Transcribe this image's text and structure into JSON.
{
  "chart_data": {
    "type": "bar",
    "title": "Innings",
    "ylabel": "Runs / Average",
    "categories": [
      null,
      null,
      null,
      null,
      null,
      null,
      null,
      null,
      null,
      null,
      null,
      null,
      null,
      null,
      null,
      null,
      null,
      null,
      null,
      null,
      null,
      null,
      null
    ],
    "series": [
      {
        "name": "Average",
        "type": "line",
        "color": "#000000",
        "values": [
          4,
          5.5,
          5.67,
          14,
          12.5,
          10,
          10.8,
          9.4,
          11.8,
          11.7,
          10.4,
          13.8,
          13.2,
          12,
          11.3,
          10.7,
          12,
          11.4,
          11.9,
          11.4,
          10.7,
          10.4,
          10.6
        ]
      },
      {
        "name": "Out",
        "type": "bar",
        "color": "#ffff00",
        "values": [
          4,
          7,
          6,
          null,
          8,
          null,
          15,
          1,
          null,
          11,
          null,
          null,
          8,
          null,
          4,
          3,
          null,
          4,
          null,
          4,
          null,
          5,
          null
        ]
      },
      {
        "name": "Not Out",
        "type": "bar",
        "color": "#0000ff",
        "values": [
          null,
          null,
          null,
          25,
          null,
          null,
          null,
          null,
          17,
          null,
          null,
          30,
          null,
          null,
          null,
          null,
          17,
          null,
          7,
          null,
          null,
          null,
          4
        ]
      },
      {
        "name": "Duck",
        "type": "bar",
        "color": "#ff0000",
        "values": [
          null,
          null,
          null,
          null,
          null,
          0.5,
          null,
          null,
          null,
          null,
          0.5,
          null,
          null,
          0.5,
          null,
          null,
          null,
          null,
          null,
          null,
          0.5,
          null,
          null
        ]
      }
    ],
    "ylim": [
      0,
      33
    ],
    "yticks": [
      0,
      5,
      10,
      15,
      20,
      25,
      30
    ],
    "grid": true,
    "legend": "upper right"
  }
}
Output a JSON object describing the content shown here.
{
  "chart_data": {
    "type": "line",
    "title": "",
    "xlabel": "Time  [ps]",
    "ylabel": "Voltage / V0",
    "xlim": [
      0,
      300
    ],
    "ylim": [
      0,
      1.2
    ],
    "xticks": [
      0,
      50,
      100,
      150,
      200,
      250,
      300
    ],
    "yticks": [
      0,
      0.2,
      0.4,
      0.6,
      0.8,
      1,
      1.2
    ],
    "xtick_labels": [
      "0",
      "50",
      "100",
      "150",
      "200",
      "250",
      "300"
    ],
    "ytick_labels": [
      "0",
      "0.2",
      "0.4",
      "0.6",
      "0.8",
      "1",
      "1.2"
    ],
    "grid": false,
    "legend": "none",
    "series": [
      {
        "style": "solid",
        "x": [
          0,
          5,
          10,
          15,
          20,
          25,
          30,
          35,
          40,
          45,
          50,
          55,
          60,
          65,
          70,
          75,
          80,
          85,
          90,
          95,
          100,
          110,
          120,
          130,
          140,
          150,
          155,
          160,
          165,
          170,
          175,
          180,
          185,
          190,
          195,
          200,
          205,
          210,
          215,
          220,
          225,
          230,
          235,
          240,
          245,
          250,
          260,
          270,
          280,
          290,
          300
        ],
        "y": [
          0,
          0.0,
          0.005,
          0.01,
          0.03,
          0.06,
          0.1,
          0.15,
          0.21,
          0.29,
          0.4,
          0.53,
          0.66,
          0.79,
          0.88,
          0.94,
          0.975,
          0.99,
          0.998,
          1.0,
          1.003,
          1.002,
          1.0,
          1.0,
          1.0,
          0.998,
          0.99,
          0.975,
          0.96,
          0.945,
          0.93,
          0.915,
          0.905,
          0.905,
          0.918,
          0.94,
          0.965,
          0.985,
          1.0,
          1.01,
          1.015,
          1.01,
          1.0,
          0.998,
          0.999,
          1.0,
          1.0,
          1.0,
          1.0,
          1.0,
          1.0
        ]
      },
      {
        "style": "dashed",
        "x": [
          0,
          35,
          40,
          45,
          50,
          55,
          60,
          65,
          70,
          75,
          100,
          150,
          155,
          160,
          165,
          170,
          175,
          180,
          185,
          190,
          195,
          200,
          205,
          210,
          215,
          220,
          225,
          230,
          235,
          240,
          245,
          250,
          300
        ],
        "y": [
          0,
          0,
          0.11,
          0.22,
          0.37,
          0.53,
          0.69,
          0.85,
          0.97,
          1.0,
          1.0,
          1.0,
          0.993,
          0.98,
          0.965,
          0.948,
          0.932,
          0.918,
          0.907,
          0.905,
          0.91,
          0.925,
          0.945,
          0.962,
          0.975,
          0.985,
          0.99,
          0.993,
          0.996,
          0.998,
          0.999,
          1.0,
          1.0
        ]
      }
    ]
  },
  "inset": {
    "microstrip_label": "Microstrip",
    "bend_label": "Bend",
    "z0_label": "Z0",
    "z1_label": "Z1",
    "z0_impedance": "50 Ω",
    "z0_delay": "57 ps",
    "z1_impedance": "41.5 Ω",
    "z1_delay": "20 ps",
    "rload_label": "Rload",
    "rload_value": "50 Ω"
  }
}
============
WORK TO DO: Output all of the material, please, exactly as it stands.

EXERCISE OUTPUT:
Transcribe this image's text and structure into JSON.
{
  "chart_data": {
    "type": "bar",
    "title": "Innings",
    "ylabel": "Runs / Average",
    "categories": [
      null,
      null,
      null,
      null,
      null,
      null,
      null,
      null,
      null,
      null,
      null,
      null,
      null,
      null,
      null,
      null,
      null,
      null,
      null,
      null,
      null,
      null,
      null
    ],
    "series": [
      {
        "name": "Average",
        "type": "line",
        "color": "#000000",
        "values": [
          4,
          5.5,
          5.67,
          14,
          12.5,
          10,
          10.8,
          9.4,
          11.8,
          11.7,
          10.4,
          13.8,
          13.2,
          12,
          11.3,
          10.7,
          12,
          11.4,
          11.9,
          11.4,
          10.7,
          10.4,
          10.6
        ]
      },
      {
        "name": "Out",
        "type": "bar",
        "color": "#ffff00",
        "values": [
          4,
          7,
          6,
          null,
          8,
          null,
          15,
          1,
          null,
          11,
          null,
          null,
          8,
          null,
          4,
          3,
          null,
          4,
          null,
          4,
          null,
          5,
          null
        ]
      },
      {
        "name": "Not Out",
        "type": "bar",
        "color": "#0000ff",
        "values": [
          null,
          null,
          null,
          25,
          null,
          null,
          null,
          null,
          17,
          null,
          null,
          30,
          null,
          null,
          null,
          null,
          17,
          null,
          7,
          null,
          null,
          null,
          4
        ]
      },
      {
        "name": "Duck",
        "type": "bar",
        "color": "#ff0000",
        "values": [
          null,
          null,
          null,
          null,
          null,
          0.5,
          null,
          null,
          null,
          null,
          0.5,
          null,
          null,
          0.5,
          null,
          null,
          null,
          null,
          null,
          null,
          0.5,
          null,
          null
        ]
      }
    ],
    "ylim": [
      0,
      33
    ],
    "yticks": [
      0,
      5,
      10,
      15,
      20,
      25,
      30
    ],
    "grid": true,
    "legend": "upper right"
  }
}
Output a JSON object describing the content shown here.
{
  "chart_data": {
    "type": "line",
    "title": "",
    "xlabel": "Time  [ps]",
    "ylabel": "Voltage / V0",
    "xlim": [
      0,
      300
    ],
    "ylim": [
      0,
      1.2
    ],
    "xticks": [
      0,
      50,
      100,
      150,
      200,
      250,
      300
    ],
    "yticks": [
      0,
      0.2,
      0.4,
      0.6,
      0.8,
      1,
      1.2
    ],
    "xtick_labels": [
      "0",
      "50",
      "100",
      "150",
      "200",
      "250",
      "300"
    ],
    "ytick_labels": [
      "0",
      "0.2",
      "0.4",
      "0.6",
      "0.8",
      "1",
      "1.2"
    ],
    "grid": false,
    "legend": "none",
    "series": [
      {
        "style": "solid",
        "x": [
          0,
          5,
          10,
          15,
          20,
          25,
          30,
          35,
          40,
          45,
          50,
          55,
          60,
          65,
          70,
          75,
          80,
          85,
          90,
          95,
          100,
          110,
          120,
          130,
          140,
          150,
          155,
          160,
          165,
          170,
          175,
          180,
          185,
          190,
          195,
          200,
          205,
          210,
          215,
          220,
          225,
          230,
          235,
          240,
          245,
          250,
          260,
          270,
          280,
          290,
          300
        ],
        "y": [
          0,
          0.0,
          0.005,
          0.01,
          0.03,
          0.06,
          0.1,
          0.15,
          0.21,
          0.29,
          0.4,
          0.53,
          0.66,
          0.79,
          0.88,
          0.94,
          0.975,
          0.99,
          0.998,
          1.0,
          1.003,
          1.002,
          1.0,
          1.0,
          1.0,
          0.998,
          0.99,
          0.975,
          0.96,
          0.945,
          0.93,
          0.915,
          0.905,
          0.905,
          0.918,
          0.94,
          0.965,
          0.985,
          1.0,
          1.01,
          1.015,
          1.01,
          1.0,
          0.998,
          0.999,
          1.0,
          1.0,
          1.0,
          1.0,
          1.0,
          1.0
        ]
      },
      {
        "style": "dashed",
        "x": [
          0,
          35,
          40,
          45,
          50,
          55,
          60,
          65,
          70,
          75,
          100,
          150,
          155,
          160,
          165,
          170,
          175,
          180,
          185,
          190,
          195,
          200,
          205,
          210,
          215,
          220,
          225,
          230,
          235,
          240,
          245,
          250,
          300
        ],
        "y": [
          0,
          0,
          0.11,
          0.22,
          0.37,
          0.53,
          0.69,
          0.85,
          0.97,
          1.0,
          1.0,
          1.0,
          0.993,
          0.98,
          0.965,
          0.948,
          0.932,
          0.918,
          0.907,
          0.905,
          0.91,
          0.925,
          0.945,
          0.962,
          0.975,
          0.985,
          0.99,
          0.993,
          0.996,
          0.998,
          0.999,
          1.0,
          1.0
        ]
      }
    ]
  },
  "inset": {
    "microstrip_label": "Microstrip",
    "bend_label": "Bend",
    "z0_label": "Z0",
    "z1_label": "Z1",
    "z0_impedance": "50 Ω",
    "z0_delay": "57 ps",
    "z1_impedance": "41.5 Ω",
    "z1_delay": "20 ps",
    "rload_label": "Rload",
    "rload_value": "50 Ω"
  }
}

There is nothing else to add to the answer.